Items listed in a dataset
####################

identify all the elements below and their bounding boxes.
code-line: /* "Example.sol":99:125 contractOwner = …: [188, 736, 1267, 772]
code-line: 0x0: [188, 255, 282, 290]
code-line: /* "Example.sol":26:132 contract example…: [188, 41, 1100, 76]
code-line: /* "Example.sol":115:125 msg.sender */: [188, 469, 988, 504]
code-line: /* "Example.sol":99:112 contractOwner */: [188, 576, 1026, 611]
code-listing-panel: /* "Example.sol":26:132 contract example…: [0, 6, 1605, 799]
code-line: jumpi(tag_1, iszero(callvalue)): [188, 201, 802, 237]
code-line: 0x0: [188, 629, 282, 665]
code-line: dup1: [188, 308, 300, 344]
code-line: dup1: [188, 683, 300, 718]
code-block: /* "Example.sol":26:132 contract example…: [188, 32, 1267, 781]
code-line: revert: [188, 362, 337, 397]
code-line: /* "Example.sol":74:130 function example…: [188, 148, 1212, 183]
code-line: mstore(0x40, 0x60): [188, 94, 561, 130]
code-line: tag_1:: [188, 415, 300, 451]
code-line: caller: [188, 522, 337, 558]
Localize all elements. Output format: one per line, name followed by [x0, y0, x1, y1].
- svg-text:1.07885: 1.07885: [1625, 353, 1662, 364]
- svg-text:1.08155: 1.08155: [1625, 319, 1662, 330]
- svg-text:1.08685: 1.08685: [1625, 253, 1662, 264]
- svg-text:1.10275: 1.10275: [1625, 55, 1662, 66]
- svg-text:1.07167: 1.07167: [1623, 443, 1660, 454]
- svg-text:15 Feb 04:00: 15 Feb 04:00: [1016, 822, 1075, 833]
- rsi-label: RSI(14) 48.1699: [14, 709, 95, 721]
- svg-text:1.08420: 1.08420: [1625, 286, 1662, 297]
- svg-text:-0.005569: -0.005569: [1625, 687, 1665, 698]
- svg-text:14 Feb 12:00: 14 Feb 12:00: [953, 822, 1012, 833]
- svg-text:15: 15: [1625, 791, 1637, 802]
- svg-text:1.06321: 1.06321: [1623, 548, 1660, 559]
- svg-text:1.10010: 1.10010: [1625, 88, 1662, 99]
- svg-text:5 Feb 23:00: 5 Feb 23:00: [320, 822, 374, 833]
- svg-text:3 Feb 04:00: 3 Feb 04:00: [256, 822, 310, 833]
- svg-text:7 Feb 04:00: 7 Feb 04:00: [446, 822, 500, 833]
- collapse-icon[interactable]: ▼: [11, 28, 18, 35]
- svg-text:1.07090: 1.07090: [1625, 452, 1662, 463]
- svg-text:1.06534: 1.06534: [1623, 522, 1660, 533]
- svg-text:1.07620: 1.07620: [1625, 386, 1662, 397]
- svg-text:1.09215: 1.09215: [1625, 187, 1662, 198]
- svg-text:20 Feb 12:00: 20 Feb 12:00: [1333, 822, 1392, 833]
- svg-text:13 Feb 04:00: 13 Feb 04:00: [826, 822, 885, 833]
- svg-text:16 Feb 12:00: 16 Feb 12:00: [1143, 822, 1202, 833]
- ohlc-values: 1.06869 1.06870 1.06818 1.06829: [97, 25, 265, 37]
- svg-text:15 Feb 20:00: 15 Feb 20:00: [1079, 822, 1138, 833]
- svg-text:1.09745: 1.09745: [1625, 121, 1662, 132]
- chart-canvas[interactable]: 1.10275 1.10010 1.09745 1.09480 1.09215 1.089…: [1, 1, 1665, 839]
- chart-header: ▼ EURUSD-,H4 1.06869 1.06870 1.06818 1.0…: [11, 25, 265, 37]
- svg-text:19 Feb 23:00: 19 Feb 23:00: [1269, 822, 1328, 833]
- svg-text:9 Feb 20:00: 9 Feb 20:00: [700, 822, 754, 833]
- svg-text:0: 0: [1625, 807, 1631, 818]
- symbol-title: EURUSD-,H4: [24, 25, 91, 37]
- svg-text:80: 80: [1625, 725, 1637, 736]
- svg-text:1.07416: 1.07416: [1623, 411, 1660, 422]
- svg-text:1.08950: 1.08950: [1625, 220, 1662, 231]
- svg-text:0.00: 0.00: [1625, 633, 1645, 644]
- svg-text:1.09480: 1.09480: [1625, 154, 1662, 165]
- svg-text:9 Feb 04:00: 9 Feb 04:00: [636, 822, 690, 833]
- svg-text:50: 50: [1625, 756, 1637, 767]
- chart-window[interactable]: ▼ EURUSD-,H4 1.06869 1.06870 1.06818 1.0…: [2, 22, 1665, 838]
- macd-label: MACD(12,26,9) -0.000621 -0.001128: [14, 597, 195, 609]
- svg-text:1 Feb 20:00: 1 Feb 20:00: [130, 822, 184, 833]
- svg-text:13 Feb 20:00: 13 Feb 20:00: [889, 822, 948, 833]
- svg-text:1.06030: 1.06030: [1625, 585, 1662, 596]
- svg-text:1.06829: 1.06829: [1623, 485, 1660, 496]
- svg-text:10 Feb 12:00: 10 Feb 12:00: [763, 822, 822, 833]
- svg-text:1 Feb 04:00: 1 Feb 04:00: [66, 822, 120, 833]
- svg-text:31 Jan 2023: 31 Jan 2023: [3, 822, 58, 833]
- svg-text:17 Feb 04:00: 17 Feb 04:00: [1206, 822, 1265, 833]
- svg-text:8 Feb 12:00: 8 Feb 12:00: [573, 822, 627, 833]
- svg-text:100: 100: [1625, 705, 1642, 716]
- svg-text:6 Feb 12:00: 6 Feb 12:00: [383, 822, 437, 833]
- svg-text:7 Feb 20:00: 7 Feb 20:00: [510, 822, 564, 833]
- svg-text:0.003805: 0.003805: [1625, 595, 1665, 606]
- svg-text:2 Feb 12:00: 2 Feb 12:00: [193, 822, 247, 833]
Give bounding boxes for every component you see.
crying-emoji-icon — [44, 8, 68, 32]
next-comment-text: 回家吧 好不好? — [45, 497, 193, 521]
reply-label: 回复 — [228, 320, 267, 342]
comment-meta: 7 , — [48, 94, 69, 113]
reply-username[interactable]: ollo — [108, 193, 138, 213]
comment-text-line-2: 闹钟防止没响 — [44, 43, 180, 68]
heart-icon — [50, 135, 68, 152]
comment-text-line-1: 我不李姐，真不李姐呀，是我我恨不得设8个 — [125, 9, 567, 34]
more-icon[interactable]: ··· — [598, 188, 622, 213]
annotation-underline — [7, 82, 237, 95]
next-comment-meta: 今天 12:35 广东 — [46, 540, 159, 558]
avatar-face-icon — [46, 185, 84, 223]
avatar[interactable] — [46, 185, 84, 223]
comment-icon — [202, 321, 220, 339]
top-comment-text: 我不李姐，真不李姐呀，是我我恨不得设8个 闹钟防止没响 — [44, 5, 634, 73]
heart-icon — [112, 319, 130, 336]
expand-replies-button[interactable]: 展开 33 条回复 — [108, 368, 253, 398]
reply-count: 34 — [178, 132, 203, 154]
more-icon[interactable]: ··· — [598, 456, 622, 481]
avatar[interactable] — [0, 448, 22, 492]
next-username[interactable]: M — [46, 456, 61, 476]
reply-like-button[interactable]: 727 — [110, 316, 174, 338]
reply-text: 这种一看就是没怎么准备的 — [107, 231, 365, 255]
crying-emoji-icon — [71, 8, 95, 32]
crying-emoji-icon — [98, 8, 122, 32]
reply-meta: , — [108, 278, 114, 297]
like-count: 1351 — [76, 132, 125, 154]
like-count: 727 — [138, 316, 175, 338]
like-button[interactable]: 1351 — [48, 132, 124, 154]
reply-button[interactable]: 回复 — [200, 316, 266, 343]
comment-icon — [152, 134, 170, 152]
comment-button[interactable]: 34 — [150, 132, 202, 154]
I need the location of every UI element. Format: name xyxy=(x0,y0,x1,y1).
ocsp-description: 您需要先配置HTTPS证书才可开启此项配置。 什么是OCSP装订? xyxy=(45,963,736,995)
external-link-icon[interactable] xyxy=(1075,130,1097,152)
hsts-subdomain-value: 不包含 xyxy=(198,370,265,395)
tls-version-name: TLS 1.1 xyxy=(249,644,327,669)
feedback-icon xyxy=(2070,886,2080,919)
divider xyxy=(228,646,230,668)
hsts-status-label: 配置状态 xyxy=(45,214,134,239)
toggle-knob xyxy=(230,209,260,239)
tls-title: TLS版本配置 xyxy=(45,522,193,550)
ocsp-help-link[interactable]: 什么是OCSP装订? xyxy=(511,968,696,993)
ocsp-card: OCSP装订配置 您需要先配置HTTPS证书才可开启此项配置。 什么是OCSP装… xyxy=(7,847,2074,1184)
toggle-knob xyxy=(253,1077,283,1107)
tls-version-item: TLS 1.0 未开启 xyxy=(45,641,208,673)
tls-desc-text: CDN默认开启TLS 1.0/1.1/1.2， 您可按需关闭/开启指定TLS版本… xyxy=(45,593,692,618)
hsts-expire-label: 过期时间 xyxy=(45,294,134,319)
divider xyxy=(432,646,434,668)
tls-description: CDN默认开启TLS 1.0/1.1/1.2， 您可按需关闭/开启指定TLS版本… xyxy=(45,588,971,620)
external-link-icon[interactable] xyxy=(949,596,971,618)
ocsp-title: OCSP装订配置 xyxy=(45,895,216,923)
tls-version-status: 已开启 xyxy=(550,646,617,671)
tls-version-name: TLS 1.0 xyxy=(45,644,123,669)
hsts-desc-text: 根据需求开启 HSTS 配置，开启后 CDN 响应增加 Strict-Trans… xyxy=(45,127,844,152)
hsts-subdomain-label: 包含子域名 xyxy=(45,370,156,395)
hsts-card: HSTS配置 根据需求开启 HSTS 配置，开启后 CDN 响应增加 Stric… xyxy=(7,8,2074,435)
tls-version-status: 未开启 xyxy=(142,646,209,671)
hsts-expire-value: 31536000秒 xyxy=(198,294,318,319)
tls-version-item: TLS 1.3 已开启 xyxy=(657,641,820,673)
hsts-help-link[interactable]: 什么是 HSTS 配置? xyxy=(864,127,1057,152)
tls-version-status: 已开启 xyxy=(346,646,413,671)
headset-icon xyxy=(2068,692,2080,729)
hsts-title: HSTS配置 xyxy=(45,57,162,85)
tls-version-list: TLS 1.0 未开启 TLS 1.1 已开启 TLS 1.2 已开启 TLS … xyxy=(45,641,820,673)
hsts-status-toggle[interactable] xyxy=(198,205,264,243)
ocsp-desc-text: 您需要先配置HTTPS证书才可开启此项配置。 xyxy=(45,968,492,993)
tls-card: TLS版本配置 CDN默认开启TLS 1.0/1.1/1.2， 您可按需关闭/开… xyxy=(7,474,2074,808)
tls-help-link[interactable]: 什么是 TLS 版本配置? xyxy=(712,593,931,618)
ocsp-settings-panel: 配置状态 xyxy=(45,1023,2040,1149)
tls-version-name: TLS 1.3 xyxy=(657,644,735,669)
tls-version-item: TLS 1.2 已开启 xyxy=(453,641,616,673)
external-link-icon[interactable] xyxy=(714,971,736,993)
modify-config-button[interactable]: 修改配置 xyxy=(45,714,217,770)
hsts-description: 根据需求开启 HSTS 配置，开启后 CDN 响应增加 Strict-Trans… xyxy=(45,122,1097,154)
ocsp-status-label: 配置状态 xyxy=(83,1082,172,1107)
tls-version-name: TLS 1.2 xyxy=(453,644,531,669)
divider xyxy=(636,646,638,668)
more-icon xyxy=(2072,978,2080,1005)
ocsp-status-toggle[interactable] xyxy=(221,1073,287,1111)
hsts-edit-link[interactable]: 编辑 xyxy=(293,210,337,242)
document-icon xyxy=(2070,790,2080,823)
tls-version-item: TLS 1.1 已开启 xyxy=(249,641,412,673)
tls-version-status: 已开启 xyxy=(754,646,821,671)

####################

Exercise brief: Copy the records word for word, starting at the top and ending with the line that contains "- svg-text:20 Feb", keeping both of those lines.

Reply to the exercise:
identify all the elements below and their bounding boxes.
code-line: /* "Example.sol":99:125 contractOwner = …: [188, 736, 1267, 772]
code-line: 0x0: [188, 255, 282, 290]
code-line: /* "Example.sol":26:132 contract example…: [188, 41, 1100, 76]
code-line: /* "Example.sol":115:125 msg.sender */: [188, 469, 988, 504]
code-line: /* "Example.sol":99:112 contractOwner */: [188, 576, 1026, 611]
code-listing-panel: /* "Example.sol":26:132 contract example…: [0, 6, 1605, 799]
code-line: jumpi(tag_1, iszero(callvalue)): [188, 201, 802, 237]
code-line: 0x0: [188, 629, 282, 665]
code-line: dup1: [188, 308, 300, 344]
code-line: dup1: [188, 683, 300, 718]
code-block: /* "Example.sol":26:132 contract example…: [188, 32, 1267, 781]
code-line: revert: [188, 362, 337, 397]
code-line: /* "Example.sol":74:130 function example…: [188, 148, 1212, 183]
code-line: mstore(0x40, 0x60): [188, 94, 561, 130]
code-line: tag_1:: [188, 415, 300, 451]
code-line: caller: [188, 522, 337, 558]
Localize all elements. Output format: one per line, name followed by [x0, y0, x1, y1].
- svg-text:1.07885: 1.07885: [1625, 353, 1662, 364]
- svg-text:1.08155: 1.08155: [1625, 319, 1662, 330]
- svg-text:1.08685: 1.08685: [1625, 253, 1662, 264]
- svg-text:1.10275: 1.10275: [1625, 55, 1662, 66]
- svg-text:1.07167: 1.07167: [1623, 443, 1660, 454]
- svg-text:15 Feb 04:00: 15 Feb 04:00: [1016, 822, 1075, 833]
- rsi-label: RSI(14) 48.1699: [14, 709, 95, 721]
- svg-text:1.08420: 1.08420: [1625, 286, 1662, 297]
- svg-text:-0.005569: -0.005569: [1625, 687, 1665, 698]
- svg-text:14 Feb 12:00: 14 Feb 12:00: [953, 822, 1012, 833]
- svg-text:15: 15: [1625, 791, 1637, 802]
- svg-text:1.06321: 1.06321: [1623, 548, 1660, 559]
- svg-text:1.10010: 1.10010: [1625, 88, 1662, 99]
- svg-text:5 Feb 23:00: 5 Feb 23:00: [320, 822, 374, 833]
- svg-text:3 Feb 04:00: 3 Feb 04:00: [256, 822, 310, 833]
- svg-text:7 Feb 04:00: 7 Feb 04:00: [446, 822, 500, 833]
- collapse-icon[interactable]: ▼: [11, 28, 18, 35]
- svg-text:1.07090: 1.07090: [1625, 452, 1662, 463]
- svg-text:1.06534: 1.06534: [1623, 522, 1660, 533]
- svg-text:1.07620: 1.07620: [1625, 386, 1662, 397]
- svg-text:1.09215: 1.09215: [1625, 187, 1662, 198]
- svg-text:20 Feb 12:00: 20 Feb 12:00: [1333, 822, 1392, 833]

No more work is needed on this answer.